# Aim of the task
Take the material below and retype it in full; pictures are left out.

□ □ □ □ □ □ □

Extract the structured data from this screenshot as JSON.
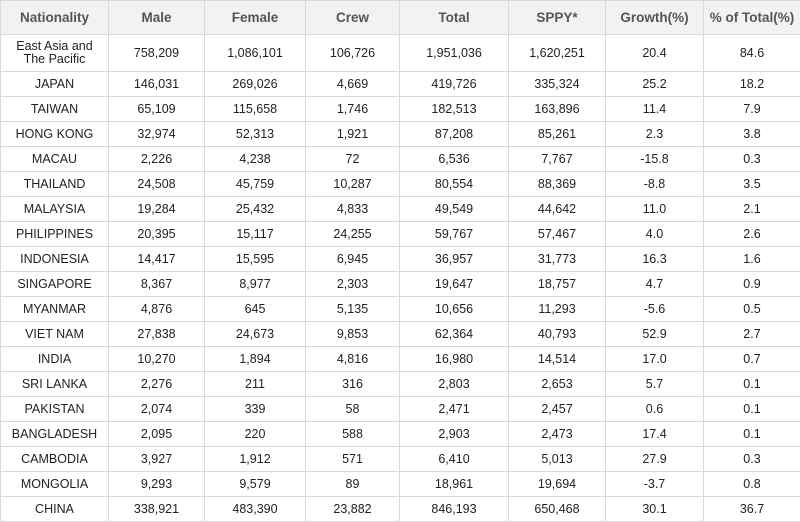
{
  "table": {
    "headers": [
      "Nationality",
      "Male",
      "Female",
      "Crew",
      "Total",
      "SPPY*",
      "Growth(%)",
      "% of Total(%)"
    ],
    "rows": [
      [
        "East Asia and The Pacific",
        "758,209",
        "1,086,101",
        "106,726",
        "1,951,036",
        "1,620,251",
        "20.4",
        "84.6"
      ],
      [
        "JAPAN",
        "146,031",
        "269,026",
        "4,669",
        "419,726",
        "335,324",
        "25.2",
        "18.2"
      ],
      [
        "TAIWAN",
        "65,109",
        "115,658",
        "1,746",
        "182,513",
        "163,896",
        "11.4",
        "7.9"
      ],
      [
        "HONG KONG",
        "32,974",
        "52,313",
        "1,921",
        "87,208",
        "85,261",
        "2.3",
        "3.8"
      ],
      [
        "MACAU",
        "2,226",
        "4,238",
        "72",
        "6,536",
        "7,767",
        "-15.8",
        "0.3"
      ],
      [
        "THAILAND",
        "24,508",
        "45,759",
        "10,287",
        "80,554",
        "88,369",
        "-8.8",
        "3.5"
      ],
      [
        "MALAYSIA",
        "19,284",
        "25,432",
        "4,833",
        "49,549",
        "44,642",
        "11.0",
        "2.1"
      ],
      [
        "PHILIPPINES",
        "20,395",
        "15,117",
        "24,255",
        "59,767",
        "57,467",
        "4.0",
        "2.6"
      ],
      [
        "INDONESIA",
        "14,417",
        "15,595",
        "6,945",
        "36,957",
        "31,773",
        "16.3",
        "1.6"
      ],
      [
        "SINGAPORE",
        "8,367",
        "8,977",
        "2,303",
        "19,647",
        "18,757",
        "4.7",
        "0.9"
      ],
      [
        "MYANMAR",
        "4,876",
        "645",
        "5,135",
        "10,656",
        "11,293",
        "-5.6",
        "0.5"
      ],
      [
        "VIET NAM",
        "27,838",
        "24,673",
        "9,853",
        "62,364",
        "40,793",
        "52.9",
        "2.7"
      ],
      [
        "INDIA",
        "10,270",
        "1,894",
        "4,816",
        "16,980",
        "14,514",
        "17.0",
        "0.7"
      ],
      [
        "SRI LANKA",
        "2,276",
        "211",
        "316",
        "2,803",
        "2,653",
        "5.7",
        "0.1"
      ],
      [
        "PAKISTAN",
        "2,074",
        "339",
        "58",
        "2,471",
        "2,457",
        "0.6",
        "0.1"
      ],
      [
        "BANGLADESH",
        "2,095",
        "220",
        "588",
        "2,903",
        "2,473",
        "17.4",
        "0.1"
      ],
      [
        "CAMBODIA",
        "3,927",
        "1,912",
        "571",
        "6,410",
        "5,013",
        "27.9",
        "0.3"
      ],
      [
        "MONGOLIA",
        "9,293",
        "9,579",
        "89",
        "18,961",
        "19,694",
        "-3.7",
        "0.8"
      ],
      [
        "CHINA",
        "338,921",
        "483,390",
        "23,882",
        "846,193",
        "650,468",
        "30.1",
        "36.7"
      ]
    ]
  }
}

□ □ □ □ □ □ □

# Answer to the problem
Extract the structured data from this screenshot as JSON.
{
  "table": {
    "headers": [
      "Nationality",
      "Male",
      "Female",
      "Crew",
      "Total",
      "SPPY*",
      "Growth(%)",
      "% of Total(%)"
    ],
    "rows": [
      [
        "East Asia and The Pacific",
        "758,209",
        "1,086,101",
        "106,726",
        "1,951,036",
        "1,620,251",
        "20.4",
        "84.6"
      ],
      [
        "JAPAN",
        "146,031",
        "269,026",
        "4,669",
        "419,726",
        "335,324",
        "25.2",
        "18.2"
      ],
      [
        "TAIWAN",
        "65,109",
        "115,658",
        "1,746",
        "182,513",
        "163,896",
        "11.4",
        "7.9"
      ],
      [
        "HONG KONG",
        "32,974",
        "52,313",
        "1,921",
        "87,208",
        "85,261",
        "2.3",
        "3.8"
      ],
      [
        "MACAU",
        "2,226",
        "4,238",
        "72",
        "6,536",
        "7,767",
        "-15.8",
        "0.3"
      ],
      [
        "THAILAND",
        "24,508",
        "45,759",
        "10,287",
        "80,554",
        "88,369",
        "-8.8",
        "3.5"
      ],
      [
        "MALAYSIA",
        "19,284",
        "25,432",
        "4,833",
        "49,549",
        "44,642",
        "11.0",
        "2.1"
      ],
      [
        "PHILIPPINES",
        "20,395",
        "15,117",
        "24,255",
        "59,767",
        "57,467",
        "4.0",
        "2.6"
      ],
      [
        "INDONESIA",
        "14,417",
        "15,595",
        "6,945",
        "36,957",
        "31,773",
        "16.3",
        "1.6"
      ],
      [
        "SINGAPORE",
        "8,367",
        "8,977",
        "2,303",
        "19,647",
        "18,757",
        "4.7",
        "0.9"
      ],
      [
        "MYANMAR",
        "4,876",
        "645",
        "5,135",
        "10,656",
        "11,293",
        "-5.6",
        "0.5"
      ],
      [
        "VIET NAM",
        "27,838",
        "24,673",
        "9,853",
        "62,364",
        "40,793",
        "52.9",
        "2.7"
      ],
      [
        "INDIA",
        "10,270",
        "1,894",
        "4,816",
        "16,980",
        "14,514",
        "17.0",
        "0.7"
      ],
      [
        "SRI LANKA",
        "2,276",
        "211",
        "316",
        "2,803",
        "2,653",
        "5.7",
        "0.1"
      ],
      [
        "PAKISTAN",
        "2,074",
        "339",
        "58",
        "2,471",
        "2,457",
        "0.6",
        "0.1"
      ],
      [
        "BANGLADESH",
        "2,095",
        "220",
        "588",
        "2,903",
        "2,473",
        "17.4",
        "0.1"
      ],
      [
        "CAMBODIA",
        "3,927",
        "1,912",
        "571",
        "6,410",
        "5,013",
        "27.9",
        "0.3"
      ],
      [
        "MONGOLIA",
        "9,293",
        "9,579",
        "89",
        "18,961",
        "19,694",
        "-3.7",
        "0.8"
      ],
      [
        "CHINA",
        "338,921",
        "483,390",
        "23,882",
        "846,193",
        "650,468",
        "30.1",
        "36.7"
      ]
    ]
  }
}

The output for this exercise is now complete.